(Figure data in JSON)
++++++

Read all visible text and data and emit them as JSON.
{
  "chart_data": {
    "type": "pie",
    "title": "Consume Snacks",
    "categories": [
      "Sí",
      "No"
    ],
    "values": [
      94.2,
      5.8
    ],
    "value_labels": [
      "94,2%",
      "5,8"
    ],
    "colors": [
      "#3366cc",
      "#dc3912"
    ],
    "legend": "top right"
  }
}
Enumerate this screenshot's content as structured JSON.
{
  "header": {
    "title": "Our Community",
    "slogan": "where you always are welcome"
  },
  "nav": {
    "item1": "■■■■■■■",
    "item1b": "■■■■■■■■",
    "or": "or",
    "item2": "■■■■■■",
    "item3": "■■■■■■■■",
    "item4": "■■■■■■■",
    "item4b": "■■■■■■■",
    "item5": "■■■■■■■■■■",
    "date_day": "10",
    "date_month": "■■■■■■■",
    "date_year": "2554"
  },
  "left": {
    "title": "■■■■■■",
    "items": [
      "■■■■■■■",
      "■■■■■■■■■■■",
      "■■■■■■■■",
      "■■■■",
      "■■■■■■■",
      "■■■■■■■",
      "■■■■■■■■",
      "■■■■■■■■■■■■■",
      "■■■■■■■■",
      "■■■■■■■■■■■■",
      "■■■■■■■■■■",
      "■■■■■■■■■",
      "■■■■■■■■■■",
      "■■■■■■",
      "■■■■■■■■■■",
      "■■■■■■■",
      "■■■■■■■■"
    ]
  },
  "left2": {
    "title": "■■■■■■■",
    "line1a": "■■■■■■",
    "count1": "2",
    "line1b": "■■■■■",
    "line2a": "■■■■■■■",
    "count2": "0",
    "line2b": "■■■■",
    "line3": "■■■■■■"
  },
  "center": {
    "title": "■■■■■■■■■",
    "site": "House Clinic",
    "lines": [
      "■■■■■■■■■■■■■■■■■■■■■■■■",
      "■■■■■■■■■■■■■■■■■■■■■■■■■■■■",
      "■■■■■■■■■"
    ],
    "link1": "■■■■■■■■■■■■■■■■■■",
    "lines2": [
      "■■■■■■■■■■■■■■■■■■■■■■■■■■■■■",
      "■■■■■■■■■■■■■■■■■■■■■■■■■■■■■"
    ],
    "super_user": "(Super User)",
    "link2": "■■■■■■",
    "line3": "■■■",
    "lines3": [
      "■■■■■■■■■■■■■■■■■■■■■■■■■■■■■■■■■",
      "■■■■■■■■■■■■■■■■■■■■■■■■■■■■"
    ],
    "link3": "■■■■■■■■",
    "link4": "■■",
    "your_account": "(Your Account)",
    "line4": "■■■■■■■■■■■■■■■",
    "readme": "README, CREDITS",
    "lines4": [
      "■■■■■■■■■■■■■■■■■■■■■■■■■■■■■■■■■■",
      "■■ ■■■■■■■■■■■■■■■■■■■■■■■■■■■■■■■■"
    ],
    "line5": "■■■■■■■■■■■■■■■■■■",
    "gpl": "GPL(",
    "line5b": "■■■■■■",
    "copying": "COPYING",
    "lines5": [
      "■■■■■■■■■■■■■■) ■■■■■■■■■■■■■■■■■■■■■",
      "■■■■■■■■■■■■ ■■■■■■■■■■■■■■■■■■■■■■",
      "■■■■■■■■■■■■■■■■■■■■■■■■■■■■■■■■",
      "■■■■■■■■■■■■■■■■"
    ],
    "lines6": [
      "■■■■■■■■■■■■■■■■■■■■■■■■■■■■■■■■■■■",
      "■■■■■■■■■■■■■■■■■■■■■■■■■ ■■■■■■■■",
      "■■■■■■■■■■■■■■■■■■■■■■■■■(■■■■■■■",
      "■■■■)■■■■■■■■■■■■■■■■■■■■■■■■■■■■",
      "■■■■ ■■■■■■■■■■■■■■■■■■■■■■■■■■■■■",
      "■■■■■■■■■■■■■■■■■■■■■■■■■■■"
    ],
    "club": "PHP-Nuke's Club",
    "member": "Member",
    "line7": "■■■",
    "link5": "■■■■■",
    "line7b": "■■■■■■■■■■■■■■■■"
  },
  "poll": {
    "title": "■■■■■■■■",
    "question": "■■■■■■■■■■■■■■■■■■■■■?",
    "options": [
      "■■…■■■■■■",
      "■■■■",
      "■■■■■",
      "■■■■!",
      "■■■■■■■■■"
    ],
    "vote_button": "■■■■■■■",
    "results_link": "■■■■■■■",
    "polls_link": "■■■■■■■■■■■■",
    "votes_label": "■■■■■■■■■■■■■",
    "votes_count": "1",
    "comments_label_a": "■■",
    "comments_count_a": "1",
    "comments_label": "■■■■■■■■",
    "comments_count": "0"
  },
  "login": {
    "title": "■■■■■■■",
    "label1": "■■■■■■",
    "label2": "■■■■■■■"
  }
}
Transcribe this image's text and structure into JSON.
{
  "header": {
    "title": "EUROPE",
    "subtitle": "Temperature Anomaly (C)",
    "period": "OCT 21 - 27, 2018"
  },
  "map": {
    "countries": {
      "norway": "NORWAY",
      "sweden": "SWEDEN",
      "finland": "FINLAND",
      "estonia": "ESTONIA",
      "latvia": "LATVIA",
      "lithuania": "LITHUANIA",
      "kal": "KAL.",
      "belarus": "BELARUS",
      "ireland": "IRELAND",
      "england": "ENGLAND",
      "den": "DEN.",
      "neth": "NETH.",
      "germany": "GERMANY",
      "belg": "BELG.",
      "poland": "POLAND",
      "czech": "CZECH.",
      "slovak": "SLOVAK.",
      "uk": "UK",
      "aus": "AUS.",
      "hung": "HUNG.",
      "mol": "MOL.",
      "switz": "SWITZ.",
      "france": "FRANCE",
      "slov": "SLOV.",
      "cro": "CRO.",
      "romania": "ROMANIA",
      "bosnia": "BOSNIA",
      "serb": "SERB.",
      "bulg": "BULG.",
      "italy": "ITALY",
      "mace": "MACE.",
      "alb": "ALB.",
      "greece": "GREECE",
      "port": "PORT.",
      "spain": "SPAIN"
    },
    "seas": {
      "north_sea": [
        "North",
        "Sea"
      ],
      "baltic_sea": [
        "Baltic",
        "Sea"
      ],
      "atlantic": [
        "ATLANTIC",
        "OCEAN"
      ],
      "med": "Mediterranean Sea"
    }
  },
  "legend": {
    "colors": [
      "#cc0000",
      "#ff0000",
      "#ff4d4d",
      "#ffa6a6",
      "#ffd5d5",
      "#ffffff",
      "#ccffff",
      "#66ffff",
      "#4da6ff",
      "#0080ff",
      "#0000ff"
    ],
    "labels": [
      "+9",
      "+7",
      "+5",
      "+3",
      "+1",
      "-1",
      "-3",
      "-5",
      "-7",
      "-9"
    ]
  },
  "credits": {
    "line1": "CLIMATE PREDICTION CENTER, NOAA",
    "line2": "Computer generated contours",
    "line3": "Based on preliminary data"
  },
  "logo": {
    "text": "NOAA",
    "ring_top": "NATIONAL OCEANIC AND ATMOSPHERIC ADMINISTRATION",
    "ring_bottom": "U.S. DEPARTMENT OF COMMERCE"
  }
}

++++++

Please reproduce each record precisely as written.

Read all visible text and data and emit them as JSON.
{
  "chart_data": {
    "type": "pie",
    "title": "Consume Snacks",
    "categories": [
      "Sí",
      "No"
    ],
    "values": [
      94.2,
      5.8
    ],
    "value_labels": [
      "94,2%",
      "5,8"
    ],
    "colors": [
      "#3366cc",
      "#dc3912"
    ],
    "legend": "top right"
  }
}
Enumerate this screenshot's content as structured JSON.
{
  "header": {
    "title": "Our Community",
    "slogan": "where you always are welcome"
  },
  "nav": {
    "item1": "■■■■■■■",
    "item1b": "■■■■■■■■",
    "or": "or",
    "item2": "■■■■■■",
    "item3": "■■■■■■■■",
    "item4": "■■■■■■■",
    "item4b": "■■■■■■■",
    "item5": "■■■■■■■■■■",
    "date_day": "10",
    "date_month": "■■■■■■■",
    "date_year": "2554"
  },
  "left": {
    "title": "■■■■■■",
    "items": [
      "■■■■■■■",
      "■■■■■■■■■■■",
      "■■■■■■■■",
      "■■■■",
      "■■■■■■■",
      "■■■■■■■",
      "■■■■■■■■",
      "■■■■■■■■■■■■■",
      "■■■■■■■■",
      "■■■■■■■■■■■■",
      "■■■■■■■■■■",
      "■■■■■■■■■",
      "■■■■■■■■■■",
      "■■■■■■",
      "■■■■■■■■■■",
      "■■■■■■■",
      "■■■■■■■■"
    ]
  },
  "left2": {
    "title": "■■■■■■■",
    "line1a": "■■■■■■",
    "count1": "2",
    "line1b": "■■■■■",
    "line2a": "■■■■■■■",
    "count2": "0",
    "line2b": "■■■■",
    "line3": "■■■■■■"
  },
  "center": {
    "title": "■■■■■■■■■",
    "site": "House Clinic",
    "lines": [
      "■■■■■■■■■■■■■■■■■■■■■■■■",
      "■■■■■■■■■■■■■■■■■■■■■■■■■■■■",
      "■■■■■■■■■"
    ],
    "link1": "■■■■■■■■■■■■■■■■■■",
    "lines2": [
      "■■■■■■■■■■■■■■■■■■■■■■■■■■■■■",
      "■■■■■■■■■■■■■■■■■■■■■■■■■■■■■"
    ],
    "super_user": "(Super User)",
    "link2": "■■■■■■",
    "line3": "■■■",
    "lines3": [
      "■■■■■■■■■■■■■■■■■■■■■■■■■■■■■■■■■",
      "■■■■■■■■■■■■■■■■■■■■■■■■■■■■"
    ],
    "link3": "■■■■■■■■",
    "link4": "■■",
    "your_account": "(Your Account)",
    "line4": "■■■■■■■■■■■■■■■",
    "readme": "README, CREDITS",
    "lines4": [
      "■■■■■■■■■■■■■■■■■■■■■■■■■■■■■■■■■■",
      "■■ ■■■■■■■■■■■■■■■■■■■■■■■■■■■■■■■■"
    ],
    "line5": "■■■■■■■■■■■■■■■■■■",
    "gpl": "GPL(",
    "line5b": "■■■■■■",
    "copying": "COPYING",
    "lines5": [
      "■■■■■■■■■■■■■■) ■■■■■■■■■■■■■■■■■■■■■",
      "■■■■■■■■■■■■ ■■■■■■■■■■■■■■■■■■■■■■",
      "■■■■■■■■■■■■■■■■■■■■■■■■■■■■■■■■",
      "■■■■■■■■■■■■■■■■"
    ],
    "lines6": [
      "■■■■■■■■■■■■■■■■■■■■■■■■■■■■■■■■■■■",
      "■■■■■■■■■■■■■■■■■■■■■■■■■ ■■■■■■■■",
      "■■■■■■■■■■■■■■■■■■■■■■■■■(■■■■■■■",
      "■■■■)■■■■■■■■■■■■■■■■■■■■■■■■■■■■",
      "■■■■ ■■■■■■■■■■■■■■■■■■■■■■■■■■■■■",
      "■■■■■■■■■■■■■■■■■■■■■■■■■■■"
    ],
    "club": "PHP-Nuke's Club",
    "member": "Member",
    "line7": "■■■",
    "link5": "■■■■■",
    "line7b": "■■■■■■■■■■■■■■■■"
  },
  "poll": {
    "title": "■■■■■■■■",
    "question": "■■■■■■■■■■■■■■■■■■■■■?",
    "options": [
      "■■…■■■■■■",
      "■■■■",
      "■■■■■",
      "■■■■!",
      "■■■■■■■■■"
    ],
    "vote_button": "■■■■■■■",
    "results_link": "■■■■■■■",
    "polls_link": "■■■■■■■■■■■■",
    "votes_label": "■■■■■■■■■■■■■",
    "votes_count": "1",
    "comments_label_a": "■■",
    "comments_count_a": "1",
    "comments_label": "■■■■■■■■",
    "comments_count": "0"
  },
  "login": {
    "title": "■■■■■■■",
    "label1": "■■■■■■",
    "label2": "■■■■■■■"
  }
}
Transcribe this image's text and structure into JSON.
{
  "header": {
    "title": "EUROPE",
    "subtitle": "Temperature Anomaly (C)",
    "period": "OCT 21 - 27, 2018"
  },
  "map": {
    "countries": {
      "norway": "NORWAY",
      "sweden": "SWEDEN",
      "finland": "FINLAND",
      "estonia": "ESTONIA",
      "latvia": "LATVIA",
      "lithuania": "LITHUANIA",
      "kal": "KAL.",
      "belarus": "BELARUS",
      "ireland": "IRELAND",
      "england": "ENGLAND",
      "den": "DEN.",
      "neth": "NETH.",
      "germany": "GERMANY",
      "belg": "BELG.",
      "poland": "POLAND",
      "czech": "CZECH.",
      "slovak": "SLOVAK.",
      "uk": "UK",
      "aus": "AUS.",
      "hung": "HUNG.",
      "mol": "MOL.",
      "switz": "SWITZ.",
      "france": "FRANCE",
      "slov": "SLOV.",
      "cro": "CRO.",
      "romania": "ROMANIA",
      "bosnia": "BOSNIA",
      "serb": "SERB.",
      "bulg": "BULG.",
      "italy": "ITALY",
      "mace": "MACE.",
      "alb": "ALB.",
      "greece": "GREECE",
      "port": "PORT.",
      "spain": "SPAIN"
    },
    "seas": {
      "north_sea": [
        "North",
        "Sea"
      ],
      "baltic_sea": [
        "Baltic",
        "Sea"
      ],
      "atlantic": [
        "ATLANTIC",
        "OCEAN"
      ],
      "med": "Mediterranean Sea"
    }
  },
  "legend": {
    "colors": [
      "#cc0000",
      "#ff0000",
      "#ff4d4d",
      "#ffa6a6",
      "#ffd5d5",
      "#ffffff",
      "#ccffff",
      "#66ffff",
      "#4da6ff",
      "#0080ff",
      "#0000ff"
    ],
    "labels": [
      "+9",
      "+7",
      "+5",
      "+3",
      "+1",
      "-1",
      "-3",
      "-5",
      "-7",
      "-9"
    ]
  },
  "credits": {
    "line1": "CLIMATE PREDICTION CENTER, NOAA",
    "line2": "Computer generated contours",
    "line3": "Based on preliminary data"
  },
  "logo": {
    "text": "NOAA",
    "ring_top": "NATIONAL OCEANIC AND ATMOSPHERIC ADMINISTRATION",
    "ring_bottom": "U.S. DEPARTMENT OF COMMERCE"
  }
}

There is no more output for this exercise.